───── INPUT RECORDS

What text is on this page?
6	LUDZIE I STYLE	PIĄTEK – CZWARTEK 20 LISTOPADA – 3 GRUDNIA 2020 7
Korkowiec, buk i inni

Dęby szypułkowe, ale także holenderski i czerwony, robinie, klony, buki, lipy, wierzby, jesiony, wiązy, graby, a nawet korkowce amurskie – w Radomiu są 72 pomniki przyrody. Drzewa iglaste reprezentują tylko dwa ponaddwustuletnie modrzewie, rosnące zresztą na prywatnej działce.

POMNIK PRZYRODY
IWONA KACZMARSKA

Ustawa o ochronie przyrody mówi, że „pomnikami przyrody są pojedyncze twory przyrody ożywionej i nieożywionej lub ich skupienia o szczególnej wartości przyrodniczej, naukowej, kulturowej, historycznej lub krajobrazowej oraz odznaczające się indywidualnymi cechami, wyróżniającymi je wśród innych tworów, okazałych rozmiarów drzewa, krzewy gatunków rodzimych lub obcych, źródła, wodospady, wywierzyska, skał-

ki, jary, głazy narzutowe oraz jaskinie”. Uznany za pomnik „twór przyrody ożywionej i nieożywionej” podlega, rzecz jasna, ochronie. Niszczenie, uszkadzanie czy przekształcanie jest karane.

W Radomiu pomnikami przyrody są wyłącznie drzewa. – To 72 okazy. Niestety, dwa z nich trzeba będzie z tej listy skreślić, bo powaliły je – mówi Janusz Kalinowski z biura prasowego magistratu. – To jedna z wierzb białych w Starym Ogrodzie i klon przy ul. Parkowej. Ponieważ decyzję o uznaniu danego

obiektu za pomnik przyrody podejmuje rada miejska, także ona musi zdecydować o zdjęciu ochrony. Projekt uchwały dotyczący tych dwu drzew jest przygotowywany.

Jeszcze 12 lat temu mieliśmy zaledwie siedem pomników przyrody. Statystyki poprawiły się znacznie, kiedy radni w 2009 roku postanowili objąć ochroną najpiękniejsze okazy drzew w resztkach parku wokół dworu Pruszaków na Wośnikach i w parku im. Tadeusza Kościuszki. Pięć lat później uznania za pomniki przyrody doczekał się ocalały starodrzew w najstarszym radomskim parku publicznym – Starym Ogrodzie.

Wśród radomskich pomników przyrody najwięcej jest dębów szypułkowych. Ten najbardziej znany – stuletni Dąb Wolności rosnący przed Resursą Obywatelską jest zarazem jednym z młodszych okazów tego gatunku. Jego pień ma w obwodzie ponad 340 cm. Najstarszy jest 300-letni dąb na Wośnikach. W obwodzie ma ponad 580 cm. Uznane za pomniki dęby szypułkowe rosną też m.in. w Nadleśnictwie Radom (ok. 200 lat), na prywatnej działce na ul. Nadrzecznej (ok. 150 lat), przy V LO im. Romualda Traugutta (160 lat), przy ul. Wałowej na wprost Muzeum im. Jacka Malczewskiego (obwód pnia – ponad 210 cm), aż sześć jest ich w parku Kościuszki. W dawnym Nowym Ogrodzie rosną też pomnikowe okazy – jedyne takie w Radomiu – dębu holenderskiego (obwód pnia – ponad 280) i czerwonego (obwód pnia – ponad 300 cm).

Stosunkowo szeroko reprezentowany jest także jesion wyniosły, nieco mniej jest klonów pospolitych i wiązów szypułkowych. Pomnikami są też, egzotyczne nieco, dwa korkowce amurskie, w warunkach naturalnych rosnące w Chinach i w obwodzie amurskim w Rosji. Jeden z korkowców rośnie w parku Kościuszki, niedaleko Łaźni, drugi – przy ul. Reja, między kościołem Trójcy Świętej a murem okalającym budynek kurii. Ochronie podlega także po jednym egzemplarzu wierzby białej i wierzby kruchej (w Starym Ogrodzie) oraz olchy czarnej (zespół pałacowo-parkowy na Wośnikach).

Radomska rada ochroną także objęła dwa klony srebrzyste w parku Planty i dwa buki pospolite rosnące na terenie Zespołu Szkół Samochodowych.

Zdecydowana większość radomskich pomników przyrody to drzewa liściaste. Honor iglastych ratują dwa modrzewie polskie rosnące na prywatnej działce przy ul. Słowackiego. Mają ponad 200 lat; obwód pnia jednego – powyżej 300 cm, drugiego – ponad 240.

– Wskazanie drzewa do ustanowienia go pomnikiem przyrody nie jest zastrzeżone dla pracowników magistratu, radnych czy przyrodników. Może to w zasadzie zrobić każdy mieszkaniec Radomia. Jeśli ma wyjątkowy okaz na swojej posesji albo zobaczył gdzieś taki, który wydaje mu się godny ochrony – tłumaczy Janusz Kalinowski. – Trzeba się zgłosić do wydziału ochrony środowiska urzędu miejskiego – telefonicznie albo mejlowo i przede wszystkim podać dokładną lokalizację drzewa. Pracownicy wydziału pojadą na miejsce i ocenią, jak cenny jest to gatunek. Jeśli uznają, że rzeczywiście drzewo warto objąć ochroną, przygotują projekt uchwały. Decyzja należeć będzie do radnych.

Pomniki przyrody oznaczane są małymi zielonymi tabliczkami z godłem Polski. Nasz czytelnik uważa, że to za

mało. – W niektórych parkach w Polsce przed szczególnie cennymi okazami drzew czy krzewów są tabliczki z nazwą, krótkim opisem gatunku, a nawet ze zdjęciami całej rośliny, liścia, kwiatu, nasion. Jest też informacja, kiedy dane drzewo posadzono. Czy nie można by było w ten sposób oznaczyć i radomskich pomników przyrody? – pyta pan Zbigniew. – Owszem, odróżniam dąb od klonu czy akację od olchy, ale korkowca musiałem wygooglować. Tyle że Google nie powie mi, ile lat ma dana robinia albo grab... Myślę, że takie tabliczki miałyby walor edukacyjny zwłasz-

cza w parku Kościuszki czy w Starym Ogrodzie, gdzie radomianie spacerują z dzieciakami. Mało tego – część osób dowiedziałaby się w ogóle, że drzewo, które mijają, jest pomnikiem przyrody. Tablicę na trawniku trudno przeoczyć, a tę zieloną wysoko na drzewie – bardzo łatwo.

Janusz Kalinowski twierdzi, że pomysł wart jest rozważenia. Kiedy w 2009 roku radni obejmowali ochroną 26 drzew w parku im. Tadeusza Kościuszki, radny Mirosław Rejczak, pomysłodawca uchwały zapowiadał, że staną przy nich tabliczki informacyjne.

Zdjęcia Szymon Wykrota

──────────

## REQUIREMENT
Reproduce the entries above in full by retyping them exactly.

## OUTPUT FOR THIS EXERCISE
What text is on this page?
6	LUDZIE I STYLE	PIĄTEK – CZWARTEK 20 LISTOPADA – 3 GRUDNIA 2020 7
Korkowiec, buk i inni

Dęby szypułkowe, ale także holenderski i czerwony, robinie, klony, buki, lipy, wierzby, jesiony, wiązy, graby, a nawet korkowce amurskie – w Radomiu są 72 pomniki przyrody. Drzewa iglaste reprezentują tylko dwa ponaddwustuletnie modrzewie, rosnące zresztą na prywatnej działce.

POMNIK PRZYRODY
IWONA KACZMARSKA

Ustawa o ochronie przyrody mówi, że „pomnikami przyrody są pojedyncze twory przyrody ożywionej i nieożywionej lub ich skupienia o szczególnej wartości przyrodniczej, naukowej, kulturowej, historycznej lub krajobrazowej oraz odznaczające się indywidualnymi cechami, wyróżniającymi je wśród innych tworów, okazałych rozmiarów drzewa, krzewy gatunków rodzimych lub obcych, źródła, wodospady, wywierzyska, skał-

ki, jary, głazy narzutowe oraz jaskinie”. Uznany za pomnik „twór przyrody ożywionej i nieożywionej” podlega, rzecz jasna, ochronie. Niszczenie, uszkadzanie czy przekształcanie jest karane.

W Radomiu pomnikami przyrody są wyłącznie drzewa. – To 72 okazy. Niestety, dwa z nich trzeba będzie z tej listy skreślić, bo powaliły je – mówi Janusz Kalinowski z biura prasowego magistratu. – To jedna z wierzb białych w Starym Ogrodzie i klon przy ul. Parkowej. Ponieważ decyzję o uznaniu danego

obiektu za pomnik przyrody podejmuje rada miejska, także ona musi zdecydować o zdjęciu ochrony. Projekt uchwały dotyczący tych dwu drzew jest przygotowywany.

Jeszcze 12 lat temu mieliśmy zaledwie siedem pomników przyrody. Statystyki poprawiły się znacznie, kiedy radni w 2009 roku postanowili objąć ochroną najpiękniejsze okazy drzew w resztkach parku wokół dworu Pruszaków na Wośnikach i w parku im. Tadeusza Kościuszki. Pięć lat później uznania za pomniki przyrody doczekał się ocalały starodrzew w najstarszym radomskim parku publicznym – Starym Ogrodzie.

Wśród radomskich pomników przyrody najwięcej jest dębów szypułkowych. Ten najbardziej znany – stuletni Dąb Wolności rosnący przed Resursą Obywatelską jest zarazem jednym z młodszych okazów tego gatunku. Jego pień ma w obwodzie ponad 340 cm. Najstarszy jest 300-letni dąb na Wośnikach. W obwodzie ma ponad 580 cm. Uznane za pomniki dęby szypułkowe rosną też m.in. w Nadleśnictwie Radom (ok. 200 lat), na prywatnej działce na ul. Nadrzecznej (ok. 150 lat), przy V LO im. Romualda Traugutta (160 lat), przy ul. Wałowej na wprost Muzeum im. Jacka Malczewskiego (obwód pnia – ponad 210 cm), aż sześć jest ich w parku Kościuszki. W dawnym Nowym Ogrodzie rosną też pomnikowe okazy – jedyne takie w Radomiu – dębu holenderskiego (obwód pnia – ponad 280) i czerwonego (obwód pnia – ponad 300 cm).

Stosunkowo szeroko reprezentowany jest także jesion wyniosły, nieco mniej jest klonów pospolitych i wiązów szypułkowych. Pomnikami są też, egzotyczne nieco, dwa korkowce amurskie, w warunkach naturalnych rosnące w Chinach i w obwodzie amurskim w Rosji. Jeden z korkowców rośnie w parku Kościuszki, niedaleko Łaźni, drugi – przy ul. Reja, między kościołem Trójcy Świętej a murem okalającym budynek kurii. Ochronie podlega także po jednym egzemplarzu wierzby białej i wierzby kruchej (w Starym Ogrodzie) oraz olchy czarnej (zespół pałacowo-parkowy na Wośnikach).

Radomska rada ochroną także objęła dwa klony srebrzyste w parku Planty i dwa buki pospolite rosnące na terenie Zespołu Szkół Samochodowych.

Zdecydowana większość radomskich pomników przyrody to drzewa liściaste. Honor iglastych ratują dwa modrzewie polskie rosnące na prywatnej działce przy ul. Słowackiego. Mają ponad 200 lat; obwód pnia jednego – powyżej 300 cm, drugiego – ponad 240.

– Wskazanie drzewa do ustanowienia go pomnikiem przyrody nie jest zastrzeżone dla pracowników magistratu, radnych czy przyrodników. Może to w zasadzie zrobić każdy mieszkaniec Radomia. Jeśli ma wyjątkowy okaz na swojej posesji albo zobaczył gdzieś taki, który wydaje mu się godny ochrony – tłumaczy Janusz Kalinowski. – Trzeba się zgłosić do wydziału ochrony środowiska urzędu miejskiego – telefonicznie albo mejlowo i przede wszystkim podać dokładną lokalizację drzewa. Pracownicy wydziału pojadą na miejsce i ocenią, jak cenny jest to gatunek. Jeśli uznają, że rzeczywiście drzewo warto objąć ochroną, przygotują projekt uchwały. Decyzja należeć będzie do radnych.

Pomniki przyrody oznaczane są małymi zielonymi tabliczkami z godłem Polski. Nasz czytelnik uważa, że to za

mało. – W niektórych parkach w Polsce przed szczególnie cennymi okazami drzew czy krzewów są tabliczki z nazwą, krótkim opisem gatunku, a nawet ze zdjęciami całej rośliny, liścia, kwiatu, nasion. Jest też informacja, kiedy dane drzewo posadzono. Czy nie można by było w ten sposób oznaczyć i radomskich pomników przyrody? – pyta pan Zbigniew. – Owszem, odróżniam dąb od klonu czy akację od olchy, ale korkowca musiałem wygooglować. Tyle że Google nie powie mi, ile lat ma dana robinia albo grab... Myślę, że takie tabliczki miałyby walor edukacyjny zwłasz-

cza w parku Kościuszki czy w Starym Ogrodzie, gdzie radomianie spacerują z dzieciakami. Mało tego – część osób dowiedziałaby się w ogóle, że drzewo, które mijają, jest pomnikiem przyrody. Tablicę na trawniku trudno przeoczyć, a tę zieloną wysoko na drzewie – bardzo łatwo.

Janusz Kalinowski twierdzi, że pomysł wart jest rozważenia. Kiedy w 2009 roku radni obejmowali ochroną 26 drzew w parku im. Tadeusza Kościuszki, radny Mirosław Rejczak, pomysłodawca uchwały zapowiadał, że staną przy nich tabliczki informacyjne.

Zdjęcia Szymon Wykrota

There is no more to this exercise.